#### [Exercise task]
Put the lines of the listing from the one containing "Patent image size: (471, 459)." up to and including the one containing "The ring gear 166 is at (396, 270)." into a numbered list, skipping any blank lines. Include only those lines.
#####
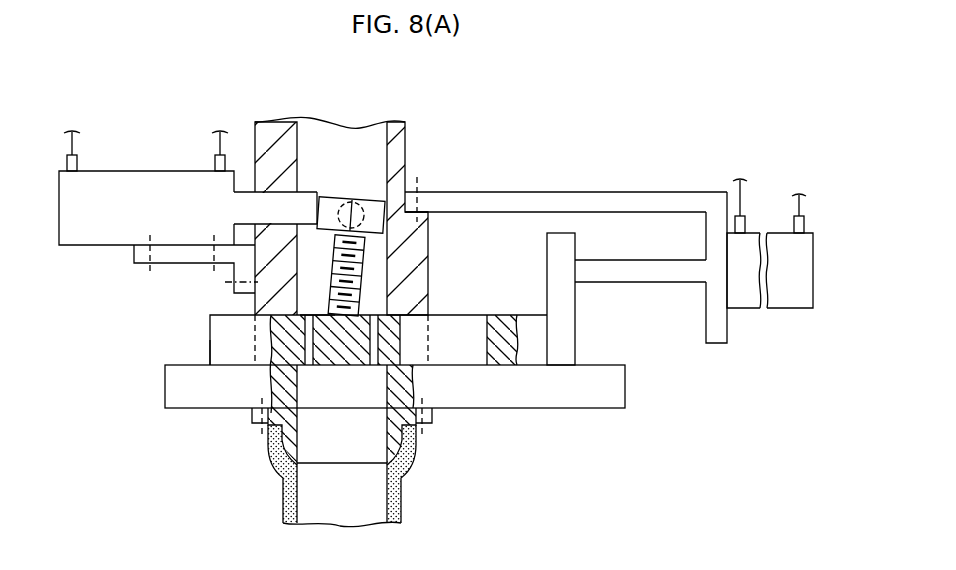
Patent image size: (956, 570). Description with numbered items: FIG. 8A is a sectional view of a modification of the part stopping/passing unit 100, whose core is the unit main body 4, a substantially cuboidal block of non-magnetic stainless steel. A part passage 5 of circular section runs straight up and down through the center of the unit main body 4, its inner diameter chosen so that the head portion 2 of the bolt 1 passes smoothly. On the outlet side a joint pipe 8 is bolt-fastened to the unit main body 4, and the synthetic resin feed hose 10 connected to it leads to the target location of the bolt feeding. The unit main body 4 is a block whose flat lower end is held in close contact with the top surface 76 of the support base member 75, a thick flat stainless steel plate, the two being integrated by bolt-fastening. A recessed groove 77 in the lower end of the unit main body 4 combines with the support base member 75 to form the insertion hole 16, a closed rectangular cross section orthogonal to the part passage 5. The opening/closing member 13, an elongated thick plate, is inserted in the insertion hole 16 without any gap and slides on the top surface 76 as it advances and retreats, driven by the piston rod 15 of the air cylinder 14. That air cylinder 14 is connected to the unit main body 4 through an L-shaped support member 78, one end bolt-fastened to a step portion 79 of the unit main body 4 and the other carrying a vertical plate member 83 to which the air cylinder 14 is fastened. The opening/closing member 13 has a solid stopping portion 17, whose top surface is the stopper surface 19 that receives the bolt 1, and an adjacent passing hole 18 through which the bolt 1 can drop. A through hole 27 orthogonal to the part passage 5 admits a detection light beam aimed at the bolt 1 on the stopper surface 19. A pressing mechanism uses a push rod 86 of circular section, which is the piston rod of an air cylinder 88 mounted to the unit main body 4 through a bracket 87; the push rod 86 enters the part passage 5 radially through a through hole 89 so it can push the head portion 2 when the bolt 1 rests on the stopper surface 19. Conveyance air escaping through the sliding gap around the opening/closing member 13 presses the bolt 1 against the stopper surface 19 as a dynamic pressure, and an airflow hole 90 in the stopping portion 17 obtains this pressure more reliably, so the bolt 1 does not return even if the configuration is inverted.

The bolt 1 is at (370, 253).
The head portion 2 is at (368, 199).
The unit main body 4 is at (253, 136).
The part passage 5 is at (390, 148).
The joint pipe 8 is at (252, 418).
The feed hose 10 is at (284, 505).
The opening/closing member 13 is at (503, 315).
The air cylinder 14 is at (787, 308).
The piston rod 15 is at (660, 260).
The insertion hole 16 is at (268, 330).
The stopping portion 17 is at (343, 357).
The passing hole 18 is at (487, 352).
The stopper surface 19 is at (316, 313).
The through hole 27 is at (340, 205).
The support base member 75 is at (552, 393).
The top surface 76 is at (232, 365).
The recessed groove 77 is at (440, 325).
The support member 78 is at (628, 192).
The step portion 79 is at (428, 212).
The vertical plate member 83 is at (706, 322).
The push rod 86 is at (312, 130).
The bracket 87 is at (165, 263).
The air cylinder 88 is at (147, 171).
The through hole 89 is at (278, 224).
The airflow hole 90 is at (375, 365).
The part stopping/passing unit 100 is at (509, 150).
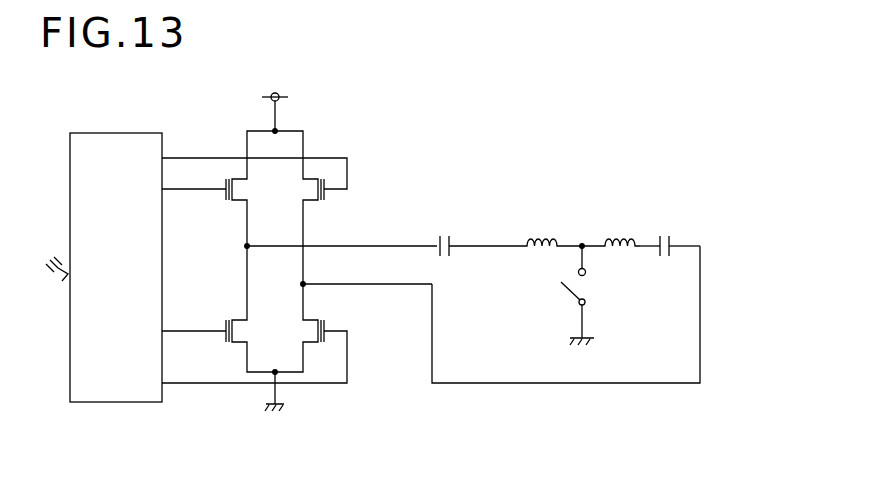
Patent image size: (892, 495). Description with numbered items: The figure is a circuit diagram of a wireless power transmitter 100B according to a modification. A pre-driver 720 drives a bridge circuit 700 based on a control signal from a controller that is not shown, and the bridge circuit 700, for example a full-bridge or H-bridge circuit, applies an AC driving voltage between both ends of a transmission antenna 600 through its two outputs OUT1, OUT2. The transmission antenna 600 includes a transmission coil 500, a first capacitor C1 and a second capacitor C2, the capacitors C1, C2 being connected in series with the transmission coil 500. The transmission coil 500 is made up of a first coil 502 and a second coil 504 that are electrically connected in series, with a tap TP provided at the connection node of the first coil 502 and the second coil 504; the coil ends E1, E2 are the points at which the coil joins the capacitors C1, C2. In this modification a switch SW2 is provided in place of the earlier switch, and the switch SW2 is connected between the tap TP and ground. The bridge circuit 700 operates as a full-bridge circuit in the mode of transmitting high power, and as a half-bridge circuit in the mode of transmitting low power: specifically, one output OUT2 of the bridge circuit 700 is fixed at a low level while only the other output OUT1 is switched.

The wireless power transmitter 100B is at (693, 78).
The pre-driver 720 is at (113, 402).
The bridge circuit 700 is at (352, 425).
The transmission coil 500 is at (579, 195).
The first coil 502 is at (541, 231).
The second coil 504 is at (620, 213).
The transmission antenna 600 is at (566, 299).
The first capacitor C1 is at (443, 233).
The second capacitor C2 is at (672, 233).
The tap TP is at (583, 240).
The switch SW2 is at (558, 297).
The first end E1 is at (515, 248).
The second end E2 is at (644, 248).
The output OUT1 is at (341, 238).
The output OUT2 is at (366, 277).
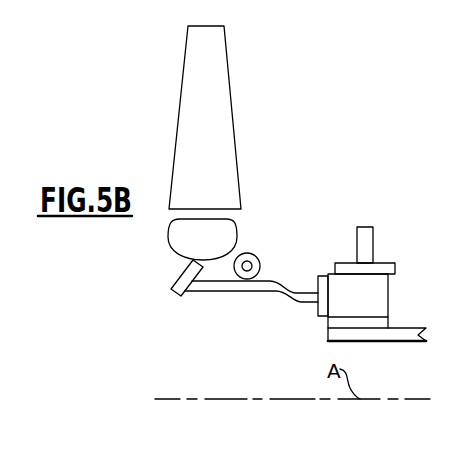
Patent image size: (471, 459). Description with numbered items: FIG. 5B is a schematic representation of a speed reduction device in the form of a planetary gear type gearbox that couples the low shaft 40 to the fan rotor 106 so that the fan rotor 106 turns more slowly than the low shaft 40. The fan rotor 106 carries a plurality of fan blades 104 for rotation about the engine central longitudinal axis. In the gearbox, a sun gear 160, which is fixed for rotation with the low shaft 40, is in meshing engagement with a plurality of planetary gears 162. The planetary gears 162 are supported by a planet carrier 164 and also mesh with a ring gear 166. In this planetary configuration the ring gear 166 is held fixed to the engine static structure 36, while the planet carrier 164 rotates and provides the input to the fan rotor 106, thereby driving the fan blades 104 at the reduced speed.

The fan blades 104 is at (220, 124).
The fan rotor 106 is at (180, 281).
The engine static structure 36 is at (373, 239).
The ring gear 166 is at (396, 270).
The planetary gears 162 is at (380, 293).
The planet carrier 164 is at (322, 305).
The sun gear 160 is at (383, 323).
The low shaft 40 is at (398, 341).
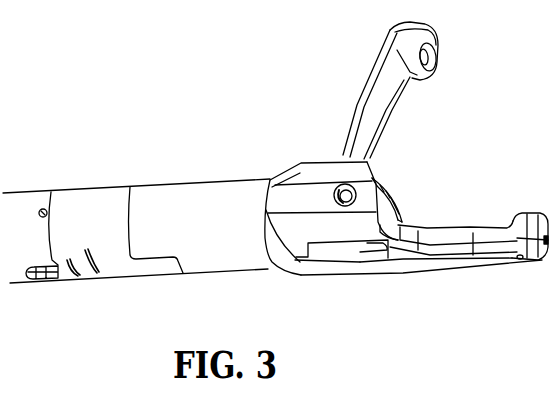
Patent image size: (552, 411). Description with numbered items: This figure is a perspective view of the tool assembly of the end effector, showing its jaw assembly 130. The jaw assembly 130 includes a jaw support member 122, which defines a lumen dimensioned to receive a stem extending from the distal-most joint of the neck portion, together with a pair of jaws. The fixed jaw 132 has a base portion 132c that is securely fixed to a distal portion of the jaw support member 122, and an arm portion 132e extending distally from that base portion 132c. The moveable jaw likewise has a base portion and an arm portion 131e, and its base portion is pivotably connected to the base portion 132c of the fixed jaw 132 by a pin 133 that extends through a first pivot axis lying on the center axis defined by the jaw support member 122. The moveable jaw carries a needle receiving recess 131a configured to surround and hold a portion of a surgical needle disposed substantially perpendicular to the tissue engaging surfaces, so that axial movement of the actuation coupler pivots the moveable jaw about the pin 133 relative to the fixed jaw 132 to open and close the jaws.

The jaw support member 122 is at (198, 187).
The jaw assembly 130 is at (402, 198).
The needle receiving recess 131a is at (428, 60).
The arm portion 131e is at (388, 124).
The fixed jaw 132 is at (413, 265).
The base portion 132c is at (293, 252).
The arm portion 132e is at (443, 265).
The pin 133 is at (342, 190).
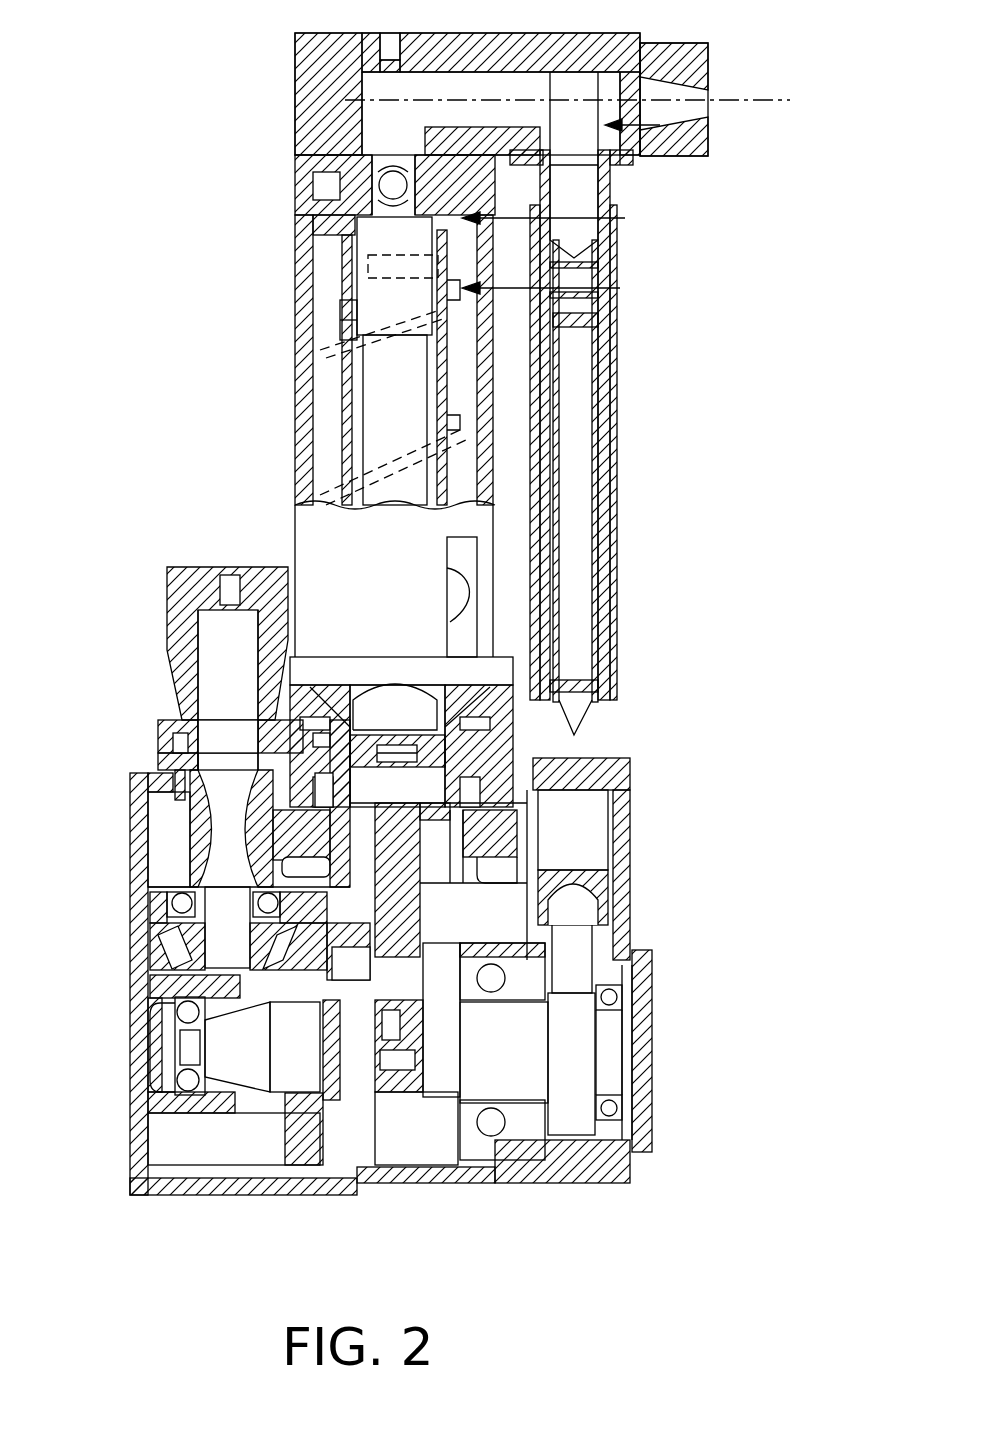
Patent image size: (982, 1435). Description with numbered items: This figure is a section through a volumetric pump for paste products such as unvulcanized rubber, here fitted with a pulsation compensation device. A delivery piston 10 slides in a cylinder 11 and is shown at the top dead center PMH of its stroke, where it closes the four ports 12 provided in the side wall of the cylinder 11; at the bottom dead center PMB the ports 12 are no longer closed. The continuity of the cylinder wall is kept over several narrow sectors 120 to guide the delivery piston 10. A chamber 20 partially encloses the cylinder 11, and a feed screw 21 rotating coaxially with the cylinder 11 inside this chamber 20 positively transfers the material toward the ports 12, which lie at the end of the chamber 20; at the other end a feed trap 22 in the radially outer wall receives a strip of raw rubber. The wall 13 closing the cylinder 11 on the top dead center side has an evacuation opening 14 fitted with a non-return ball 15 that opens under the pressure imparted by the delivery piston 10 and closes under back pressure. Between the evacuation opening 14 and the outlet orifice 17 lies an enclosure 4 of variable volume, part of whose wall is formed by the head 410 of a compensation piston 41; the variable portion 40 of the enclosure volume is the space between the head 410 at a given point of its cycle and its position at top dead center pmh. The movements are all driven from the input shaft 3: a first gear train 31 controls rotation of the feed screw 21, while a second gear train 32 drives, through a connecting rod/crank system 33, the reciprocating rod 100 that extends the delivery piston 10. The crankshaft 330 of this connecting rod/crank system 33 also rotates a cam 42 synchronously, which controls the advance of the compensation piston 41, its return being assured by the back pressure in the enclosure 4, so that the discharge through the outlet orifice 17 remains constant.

The enclosure 4 is at (520, 103).
The head of the compensation piston 410 is at (567, 163).
The outlet orifice 17 is at (712, 100).
The top dead center pmh is at (660, 125).
The ball 15 is at (418, 160).
The evacuation opening 14 is at (386, 168).
The narrow sectors 120 is at (437, 160).
The variable portion of the volume of the enclosure 40 is at (577, 148).
The wall 13 is at (345, 212).
The delivery piston 10 is at (372, 248).
The ports 12 is at (340, 263).
The compensation piston 41 is at (622, 195).
The top dead center PMH is at (574, 229).
The cylinder 11 is at (340, 314).
The bottom dead center PMB is at (571, 298).
The feed screw 21 is at (345, 372).
The chamber 20 is at (330, 460).
The rod 100 is at (400, 383).
The feed trap 22 is at (463, 565).
The input shaft 3 is at (228, 660).
The first gear train 31 is at (118, 845).
The second gear train 32 is at (118, 968).
The cam 42 is at (583, 1070).
The connecting rod/crank system 33 is at (418, 1135).
The crankshaft 330 is at (492, 1073).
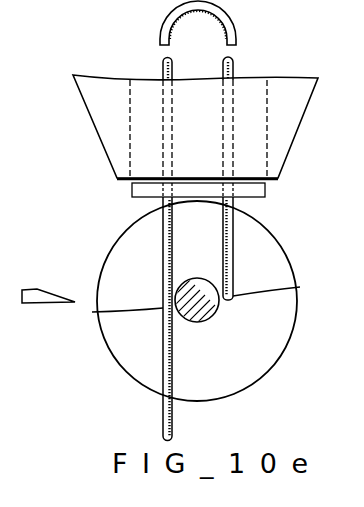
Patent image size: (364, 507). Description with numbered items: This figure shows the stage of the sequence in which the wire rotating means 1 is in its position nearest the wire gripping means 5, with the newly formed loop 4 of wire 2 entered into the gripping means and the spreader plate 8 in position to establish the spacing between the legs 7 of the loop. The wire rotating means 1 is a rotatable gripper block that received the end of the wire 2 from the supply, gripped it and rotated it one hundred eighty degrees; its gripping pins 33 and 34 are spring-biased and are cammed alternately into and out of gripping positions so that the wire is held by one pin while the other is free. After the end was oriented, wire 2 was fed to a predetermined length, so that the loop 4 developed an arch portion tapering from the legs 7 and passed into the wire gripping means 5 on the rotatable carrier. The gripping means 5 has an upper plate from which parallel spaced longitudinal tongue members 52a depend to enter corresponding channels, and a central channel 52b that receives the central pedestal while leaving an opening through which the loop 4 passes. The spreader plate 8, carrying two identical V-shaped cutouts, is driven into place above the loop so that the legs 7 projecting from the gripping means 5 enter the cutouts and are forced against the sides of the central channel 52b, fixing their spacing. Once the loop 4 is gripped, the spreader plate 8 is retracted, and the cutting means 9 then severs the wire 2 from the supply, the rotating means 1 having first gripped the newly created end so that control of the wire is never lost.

The wire rotating means 1 is at (272, 383).
The wire 2 is at (164, 413).
The loop 4 is at (163, 14).
The wire gripping means 5 is at (299, 158).
The legs 7 is at (222, 268).
The spreader plate 8 is at (265, 189).
The cutting means 9 is at (36, 286).
The gripping pin 33 is at (236, 310).
The gripping pin 34 is at (116, 315).
The tongue members 52a is at (147, 88).
The central channel 52b is at (205, 86).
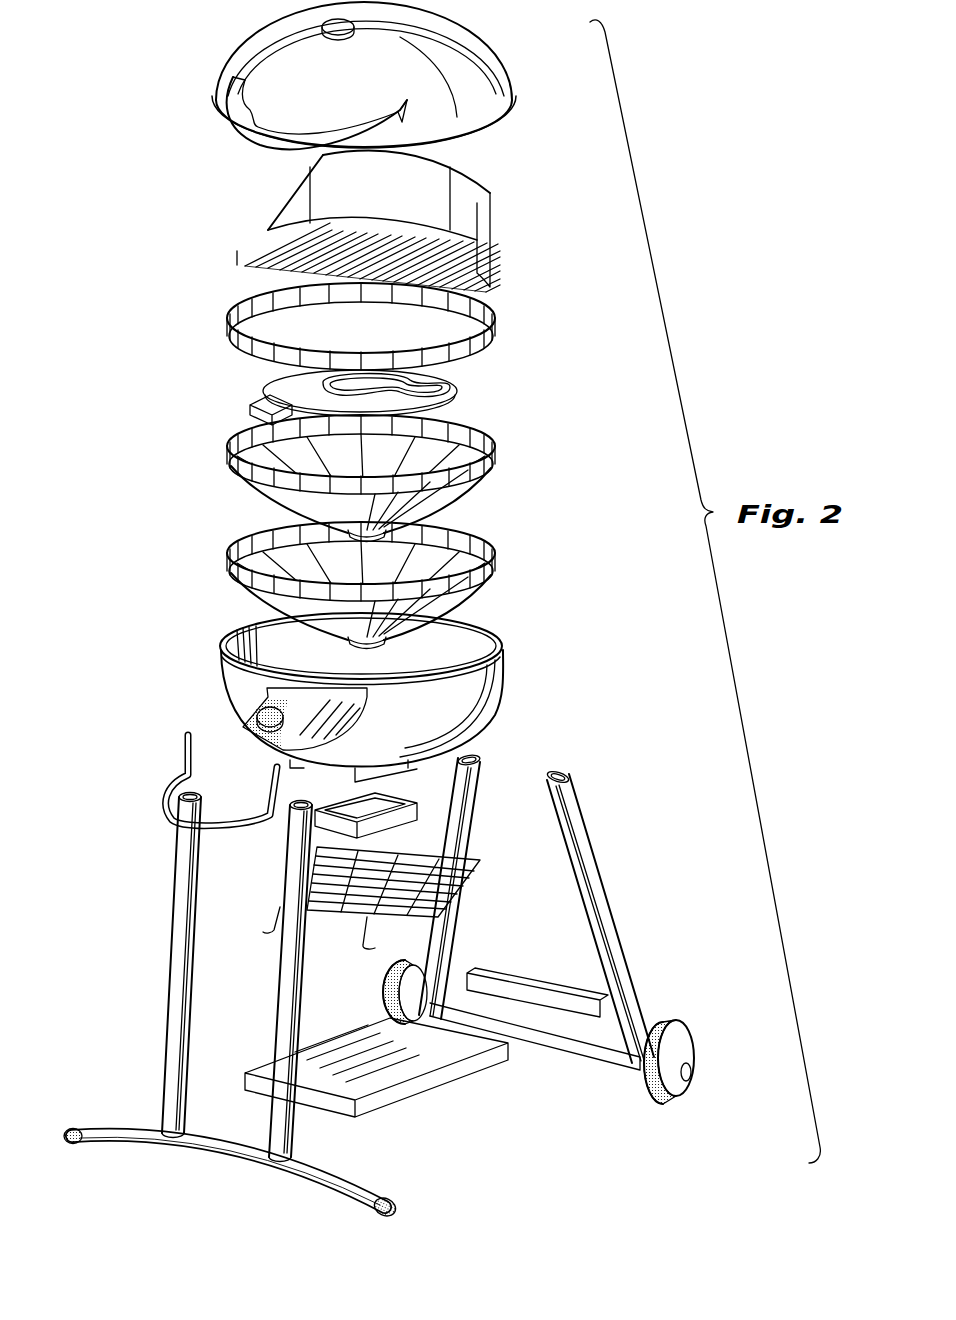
#####
#### [Solution for this exercise]
1. Patent image size: (471, 459). Description with numbered items: FIG. 5B is a schematic representation of a speed reduction device in the form of a planetary gear type gearbox that couples the low shaft 40 to the fan rotor 106 so that the fan rotor 106 turns more slowly than the low shaft 40. The fan rotor 106 carries a plurality of fan blades 104 for rotation about the engine central longitudinal axis. In the gearbox, a sun gear 160, which is fixed for rotation with the low shaft 40, is in meshing engagement with a plurality of planetary gears 162. The planetary gears 162 are supported by a planet carrier 164 and also mesh with a ring gear 166. In this planetary configuration the ring gear 166 is held fixed to the engine static structure 36, while the planet carrier 164 rotates and provides the input to the fan rotor 106, thereby driving the fan blades 104 at the reduced speed.
2. The fan blades 104 is at (220, 124).
3. The fan rotor 106 is at (180, 281).
4. The engine static structure 36 is at (373, 239).
5. The ring gear 166 is at (396, 270).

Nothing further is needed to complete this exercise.